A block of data

★ ★ ★ ★ ★ ★ ★

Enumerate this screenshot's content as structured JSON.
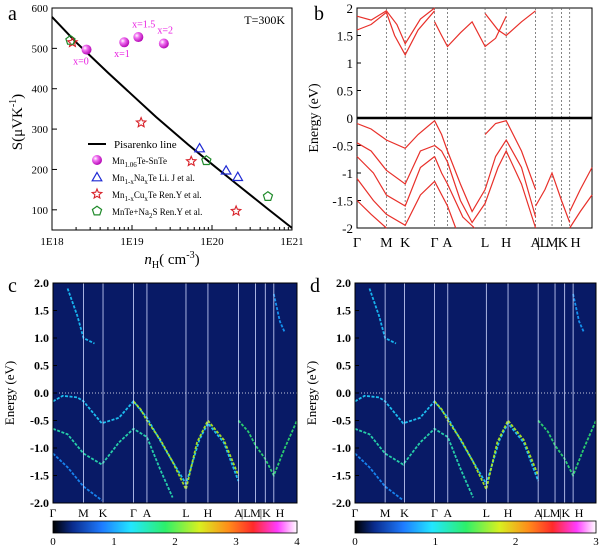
{
  "panel_letters": [
    "a",
    "b",
    "c",
    "d"
  ],
  "chart_data": [
    {
      "panel": "a",
      "type": "scatter",
      "xlabel": "n",
      "xlabel_sub": "H",
      "xlabel_unit": "( cm",
      "xlabel_unit_sup": "-3",
      "xlabel_close": ")",
      "ylabel": "S(μVK",
      "ylabel_sup": "-1",
      "ylabel_close": ")",
      "xscale": "log",
      "xlim": [
        1e+18,
        1e+21
      ],
      "ylim": [
        50,
        600
      ],
      "xtick_labels": [
        "1E18",
        "1E19",
        "1E20",
        "1E21"
      ],
      "xtick_values": [
        1e+18,
        1e+19,
        1e+20,
        1e+21
      ],
      "ytick_values": [
        100,
        200,
        300,
        400,
        500,
        600
      ],
      "annotation": "T=300K",
      "point_labels": [
        {
          "text": "x=1.5",
          "x": 1.4e+19,
          "y": 552
        },
        {
          "text": "x=2",
          "x": 2.6e+19,
          "y": 537
        },
        {
          "text": "x=0",
          "x": 2.3e+18,
          "y": 460
        },
        {
          "text": "x=1",
          "x": 7.5e+18,
          "y": 478
        }
      ],
      "pisarenko": {
        "name": "Pisarenko line",
        "x": [
          1e+18,
          2e+18,
          5e+18,
          1e+19,
          2e+19,
          5e+19,
          1e+20,
          2e+20,
          5e+20,
          1e+21
        ],
        "y": [
          578,
          515,
          440,
          385,
          330,
          262,
          213,
          165,
          102,
          55
        ]
      },
      "series": [
        {
          "label_parts": [
            "Mn",
            "1.06",
            "Te-SnTe",
            "",
            ""
          ],
          "marker": "sphere",
          "color": "#e81be0",
          "x": [
            2.7e+18,
            8e+18,
            1.2e+19,
            2.5e+19
          ],
          "y": [
            497,
            515,
            528,
            512
          ]
        },
        {
          "label_parts": [
            "Mn",
            "1-x",
            "Na",
            "x",
            "Te        Li. J et al."
          ],
          "marker": "triangle",
          "color": "#1f2ad4",
          "x": [
            7e+19,
            1.5e+20,
            2.1e+20
          ],
          "y": [
            253,
            198,
            182
          ]
        },
        {
          "label_parts": [
            "Mn",
            "1-x",
            "Cu",
            "x",
            "Te    Ren.Y et al."
          ],
          "marker": "star",
          "color": "#d8222a",
          "x": [
            1.8e+18,
            1.3e+19,
            5.5e+19,
            2e+20
          ],
          "y": [
            515,
            316,
            220,
            97
          ]
        },
        {
          "label_parts": [
            "MnTe+Na",
            "2",
            "S   Ren.Y et al.",
            "",
            ""
          ],
          "marker": "pentagon",
          "color": "#1f8a2a",
          "x": [
            1.7e+18,
            8.5e+19,
            5e+20
          ],
          "y": [
            520,
            222,
            133
          ]
        }
      ]
    },
    {
      "panel": "b",
      "type": "line",
      "ylabel": "Energy (eV)",
      "ylim": [
        -2,
        2
      ],
      "ytick_labels": [
        "-2",
        "-1.5",
        "-1",
        "-0.5",
        "0",
        "0.5",
        "1",
        "1.5",
        "2"
      ],
      "kpoint_labels": [
        "Γ",
        "M",
        "K",
        "Γ",
        "A",
        "L",
        "H",
        "A",
        "|L",
        "M",
        "|K",
        "H"
      ],
      "band_color": "#e8302a"
    },
    {
      "panel": "c",
      "type": "heatmap",
      "ylabel": "Energy (eV)",
      "ylim": [
        -2,
        2
      ],
      "ytick_labels": [
        "2.0",
        "1.5",
        "1.0",
        "0.5",
        "0.0",
        "-0.5",
        "-1.0",
        "-1.5",
        "-2.0"
      ],
      "kpoint_labels": [
        "Γ",
        "M",
        "K",
        "Γ",
        "A",
        "L",
        "H",
        "A",
        "|L",
        "M",
        "|K",
        "H"
      ],
      "colorbar_ticks": [
        "0",
        "1",
        "2",
        "3",
        "4"
      ]
    },
    {
      "panel": "d",
      "type": "heatmap",
      "ylabel": "Energy (eV)",
      "ylim": [
        -2,
        2
      ],
      "ytick_labels": [
        "2.0",
        "1.5",
        "1.0",
        "0.5",
        "0.0",
        "-0.5",
        "-1.0",
        "-1.5",
        "-2.0"
      ],
      "kpoint_labels": [
        "Γ",
        "M",
        "K",
        "Γ",
        "A",
        "L",
        "H",
        "A",
        "|L",
        "M",
        "|K",
        "H"
      ],
      "colorbar_ticks": [
        "0",
        "1",
        "2",
        "3"
      ]
    }
  ]
}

★ ★ ★ ★ ★ ★ ★

WRITTEN INSTRUCTION —
Reproduce the material in full, word for word, and omit the pictures.

TASK ANSWER —
Enumerate this screenshot's content as structured JSON.
{
  "panel_letters": [
    "a",
    "b",
    "c",
    "d"
  ],
  "chart_data": [
    {
      "panel": "a",
      "type": "scatter",
      "xlabel": "n",
      "xlabel_sub": "H",
      "xlabel_unit": "( cm",
      "xlabel_unit_sup": "-3",
      "xlabel_close": ")",
      "ylabel": "S(μVK",
      "ylabel_sup": "-1",
      "ylabel_close": ")",
      "xscale": "log",
      "xlim": [
        1e+18,
        1e+21
      ],
      "ylim": [
        50,
        600
      ],
      "xtick_labels": [
        "1E18",
        "1E19",
        "1E20",
        "1E21"
      ],
      "xtick_values": [
        1e+18,
        1e+19,
        1e+20,
        1e+21
      ],
      "ytick_values": [
        100,
        200,
        300,
        400,
        500,
        600
      ],
      "annotation": "T=300K",
      "point_labels": [
        {
          "text": "x=1.5",
          "x": 1.4e+19,
          "y": 552
        },
        {
          "text": "x=2",
          "x": 2.6e+19,
          "y": 537
        },
        {
          "text": "x=0",
          "x": 2.3e+18,
          "y": 460
        },
        {
          "text": "x=1",
          "x": 7.5e+18,
          "y": 478
        }
      ],
      "pisarenko": {
        "name": "Pisarenko line",
        "x": [
          1e+18,
          2e+18,
          5e+18,
          1e+19,
          2e+19,
          5e+19,
          1e+20,
          2e+20,
          5e+20,
          1e+21
        ],
        "y": [
          578,
          515,
          440,
          385,
          330,
          262,
          213,
          165,
          102,
          55
        ]
      },
      "series": [
        {
          "label_parts": [
            "Mn",
            "1.06",
            "Te-SnTe",
            "",
            ""
          ],
          "marker": "sphere",
          "color": "#e81be0",
          "x": [
            2.7e+18,
            8e+18,
            1.2e+19,
            2.5e+19
          ],
          "y": [
            497,
            515,
            528,
            512
          ]
        },
        {
          "label_parts": [
            "Mn",
            "1-x",
            "Na",
            "x",
            "Te        Li. J et al."
          ],
          "marker": "triangle",
          "color": "#1f2ad4",
          "x": [
            7e+19,
            1.5e+20,
            2.1e+20
          ],
          "y": [
            253,
            198,
            182
          ]
        },
        {
          "label_parts": [
            "Mn",
            "1-x",
            "Cu",
            "x",
            "Te    Ren.Y et al."
          ],
          "marker": "star",
          "color": "#d8222a",
          "x": [
            1.8e+18,
            1.3e+19,
            5.5e+19,
            2e+20
          ],
          "y": [
            515,
            316,
            220,
            97
          ]
        },
        {
          "label_parts": [
            "MnTe+Na",
            "2",
            "S   Ren.Y et al.",
            "",
            ""
          ],
          "marker": "pentagon",
          "color": "#1f8a2a",
          "x": [
            1.7e+18,
            8.5e+19,
            5e+20
          ],
          "y": [
            520,
            222,
            133
          ]
        }
      ]
    },
    {
      "panel": "b",
      "type": "line",
      "ylabel": "Energy (eV)",
      "ylim": [
        -2,
        2
      ],
      "ytick_labels": [
        "-2",
        "-1.5",
        "-1",
        "-0.5",
        "0",
        "0.5",
        "1",
        "1.5",
        "2"
      ],
      "kpoint_labels": [
        "Γ",
        "M",
        "K",
        "Γ",
        "A",
        "L",
        "H",
        "A",
        "|L",
        "M",
        "|K",
        "H"
      ],
      "band_color": "#e8302a"
    },
    {
      "panel": "c",
      "type": "heatmap",
      "ylabel": "Energy (eV)",
      "ylim": [
        -2,
        2
      ],
      "ytick_labels": [
        "2.0",
        "1.5",
        "1.0",
        "0.5",
        "0.0",
        "-0.5",
        "-1.0",
        "-1.5",
        "-2.0"
      ],
      "kpoint_labels": [
        "Γ",
        "M",
        "K",
        "Γ",
        "A",
        "L",
        "H",
        "A",
        "|L",
        "M",
        "|K",
        "H"
      ],
      "colorbar_ticks": [
        "0",
        "1",
        "2",
        "3",
        "4"
      ]
    },
    {
      "panel": "d",
      "type": "heatmap",
      "ylabel": "Energy (eV)",
      "ylim": [
        -2,
        2
      ],
      "ytick_labels": [
        "2.0",
        "1.5",
        "1.0",
        "0.5",
        "0.0",
        "-0.5",
        "-1.0",
        "-1.5",
        "-2.0"
      ],
      "kpoint_labels": [
        "Γ",
        "M",
        "K",
        "Γ",
        "A",
        "L",
        "H",
        "A",
        "|L",
        "M",
        "|K",
        "H"
      ],
      "colorbar_ticks": [
        "0",
        "1",
        "2",
        "3"
      ]
    }
  ]
}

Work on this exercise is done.